§ PROBLEM REQUIREMENTS
Reproduce the listing below word for word, with no pictures.

########################################

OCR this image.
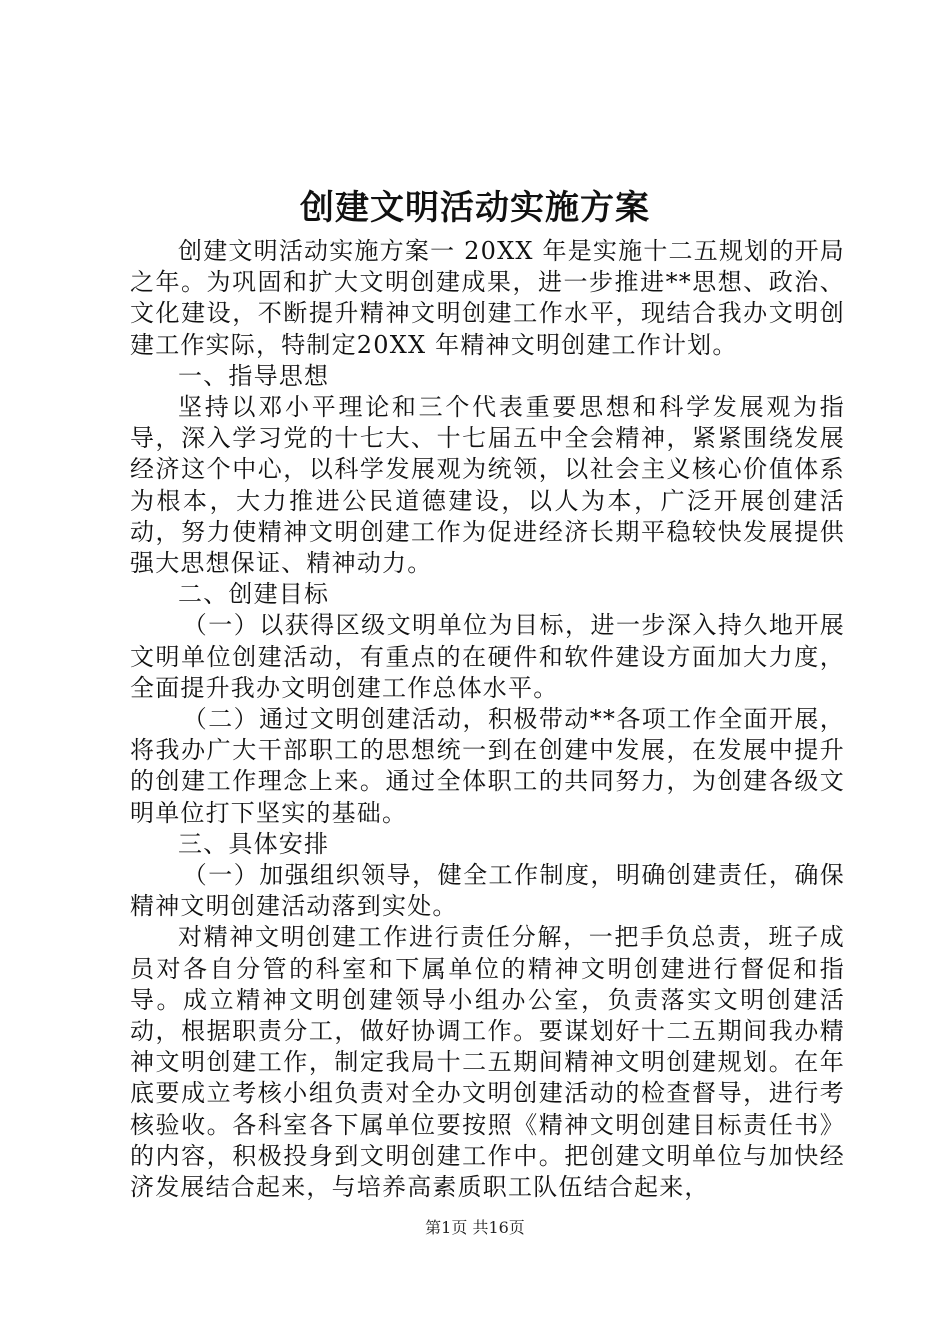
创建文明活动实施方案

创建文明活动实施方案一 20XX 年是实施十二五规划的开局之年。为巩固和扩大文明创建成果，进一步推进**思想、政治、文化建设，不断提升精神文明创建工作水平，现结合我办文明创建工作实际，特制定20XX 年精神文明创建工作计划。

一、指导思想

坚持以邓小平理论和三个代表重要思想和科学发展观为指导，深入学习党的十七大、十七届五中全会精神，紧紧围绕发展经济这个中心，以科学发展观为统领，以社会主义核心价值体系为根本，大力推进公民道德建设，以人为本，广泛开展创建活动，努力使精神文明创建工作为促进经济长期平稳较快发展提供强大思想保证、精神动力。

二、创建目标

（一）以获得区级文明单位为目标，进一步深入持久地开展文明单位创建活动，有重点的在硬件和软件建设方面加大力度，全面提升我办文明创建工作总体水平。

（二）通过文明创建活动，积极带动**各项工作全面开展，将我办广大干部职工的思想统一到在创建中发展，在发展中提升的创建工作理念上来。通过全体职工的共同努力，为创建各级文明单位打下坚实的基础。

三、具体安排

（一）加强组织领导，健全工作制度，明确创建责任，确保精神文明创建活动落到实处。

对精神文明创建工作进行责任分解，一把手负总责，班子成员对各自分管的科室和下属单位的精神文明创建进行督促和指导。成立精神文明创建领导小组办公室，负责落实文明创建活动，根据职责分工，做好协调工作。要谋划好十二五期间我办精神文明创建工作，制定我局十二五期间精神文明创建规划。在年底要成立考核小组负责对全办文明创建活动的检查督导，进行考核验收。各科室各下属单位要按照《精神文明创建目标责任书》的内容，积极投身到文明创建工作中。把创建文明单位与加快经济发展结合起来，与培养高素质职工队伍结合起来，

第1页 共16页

########################################

§ THE SOLUTION
OCR this image.
创建文明活动实施方案

创建文明活动实施方案一 20XX 年是实施十二五规划的开局之年。为巩固和扩大文明创建成果，进一步推进**思想、政治、文化建设，不断提升精神文明创建工作水平，现结合我办文明创建工作实际，特制定20XX 年精神文明创建工作计划。

一、指导思想

坚持以邓小平理论和三个代表重要思想和科学发展观为指导，深入学习党的十七大、十七届五中全会精神，紧紧围绕发展经济这个中心，以科学发展观为统领，以社会主义核心价值体系为根本，大力推进公民道德建设，以人为本，广泛开展创建活动，努力使精神文明创建工作为促进经济长期平稳较快发展提供强大思想保证、精神动力。

二、创建目标

（一）以获得区级文明单位为目标，进一步深入持久地开展文明单位创建活动，有重点的在硬件和软件建设方面加大力度，全面提升我办文明创建工作总体水平。

（二）通过文明创建活动，积极带动**各项工作全面开展，将我办广大干部职工的思想统一到在创建中发展，在发展中提升的创建工作理念上来。通过全体职工的共同努力，为创建各级文明单位打下坚实的基础。

三、具体安排

（一）加强组织领导，健全工作制度，明确创建责任，确保精神文明创建活动落到实处。

对精神文明创建工作进行责任分解，一把手负总责，班子成员对各自分管的科室和下属单位的精神文明创建进行督促和指导。成立精神文明创建领导小组办公室，负责落实文明创建活动，根据职责分工，做好协调工作。要谋划好十二五期间我办精神文明创建工作，制定我局十二五期间精神文明创建规划。在年底要成立考核小组负责对全办文明创建活动的检查督导，进行考核验收。各科室各下属单位要按照《精神文明创建目标责任书》的内容，积极投身到文明创建工作中。把创建文明单位与加快经济发展结合起来，与培养高素质职工队伍结合起来，

第1页 共16页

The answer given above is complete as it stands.